Start of Data rows
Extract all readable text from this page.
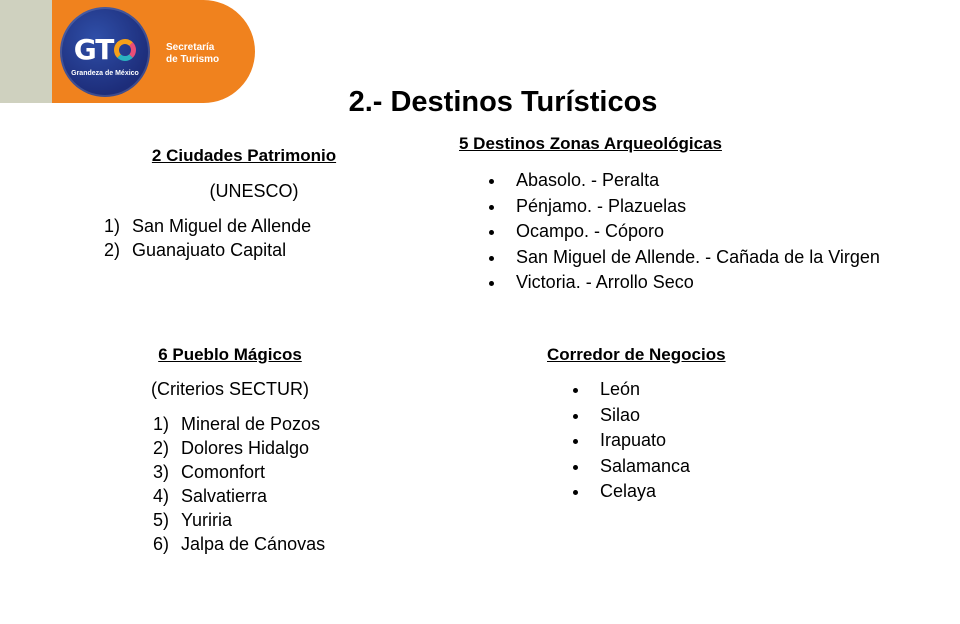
GT
Grandeza de México
Secretaría
de Turismo
2.- Destinos Turísticos
2 Ciudades Patrimonio
(UNESCO)
1) San Miguel de Allende
2) Guanajuato Capital
5 Destinos Zonas Arqueológicas
Abasolo. - Peralta
Pénjamo. - Plazuelas
Ocampo. - Cóporo
San Miguel de Allende. - Cañada de la Virgen
Victoria. - Arrollo Seco
6 Pueblo Mágicos
(Criterios SECTUR)
1) Mineral de Pozos
2) Dolores Hidalgo
3) Comonfort
4) Salvatierra
5) Yuriria
6) Jalpa de Cánovas
Corredor de Negocios
León
Silao
Irapuato
Salamanca
Celaya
End of Data rows
> _Job_: Work out how many lines of the listing above include the word "Miguel". Reply with nothing but the count.

> _Result_: 2